▶ **QUOTED PASSAGE**:
Big data is becoming the new normal. Businesses have the ability to collect large volumes of diverse data at low costs. Sources include application, operating system, and network traffic logs, enterprise applications, mobile devices and user interaction tracking. Analyzing that data, however, is much more challenging than collecting it.
What should you do with all this data?
Is it time to analyze everything?
That is a tantalizing goal we probably will never realize but as always, it is a good time for targeted analysis. Use a combination of exploratory analysis and hypothesis driven approaches to identify valuable topics to investigate while avoiding others.
Business intelligence at the scale of big data requires data management practices, an understanding of how to perform exploratory analysis, and the ability to generate and test hypothesis about your data.
Managing Big Data for Business Intelligence
Extracting, collecting and integrating data has always been a challenge in business intelligence. Working with big data, which by definition comes in various forms and in large volumes, has many of the same challenges as well as others. Lets start from the assumption that you want to “analyze everything” so you will be collecting and storing as much data as possible.

▶ **DATASET SECTION**:
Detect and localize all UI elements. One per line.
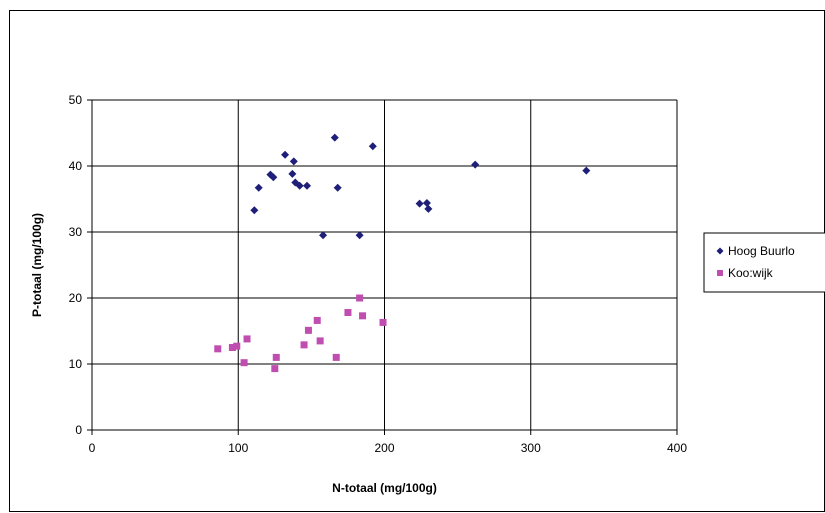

▶ **INSTRUCTION A**: Do these statements agree with the article on big data? (i) Analyzing data is easier than collecting it. (ii) Analyzing everything is a goal that will probably never be realized. (iii) Mobile devices are among the sources of data. Answer yes or no for each, quoting the words of the article that decide it.
▶ **INSTRUCTION B**: Reproduce the part of the article on big data starting with "That is a tantalizing" and going on through "about your data.", substituting "data exploration" for "exploratory analysis".
▶ **INSTRUCTION C**: Proceed with the article on big data from the point where it stops.
The material above is separate from the article on big data.

▶ **TASK ANSWER A**:
(i) No: "Analyzing that data, however, is much more challenging than collecting it."
(ii) Yes: "That is a tantalizing goal we probably will never realize"
(iii) Yes: "enterprise applications, mobile devices and user interaction tracking"

▶ **TASK ANSWER B**:
That is a tantalizing goal we probably will never realize but as always, it is a good time for targeted analysis. Use a combination of data exploration and hypothesis driven approaches to identify valuable topics to investigate while avoiding others.
Business intelligence at the scale of big data requires data management practices, an understanding of how to perform data exploration, and the ability to generate and test hypothesis about your data.

▶ **TASK ANSWER C**:
We could summarize much of the raw data and store only the summaries but that risks losing valuable information. Nathan Marz and James Warren make the case for storing raw data in their book Big Data: Principles and Best Practices of Scalable Realtime Data Systems. They argue that storing all the raw data allows us to recover from errors, e.g. a bug in the summarization program, and it also allows us to reuse data in ways we might not have anticipated. Summarizations of any form will lose information that could otherwise be derived at a later time.
The desire to keep raw data has to be balanced against the cost of storage. Storing terabytes and petabytes of data for extended periods could bust your budget. Consider using compression and deduplicating backup programs to reduce the size of data sets when they are not being analyzed. Historical data that you would like to keep but will access infrequently could be stored in low cost archival storage, like Amazon Glacier, but there are trade-offs, including slow retrieval times. Another option is to summarize older data, but keep raw data for more recently generated data. This still leaves you the option to re-analyze data in new ways while reducing storage costs.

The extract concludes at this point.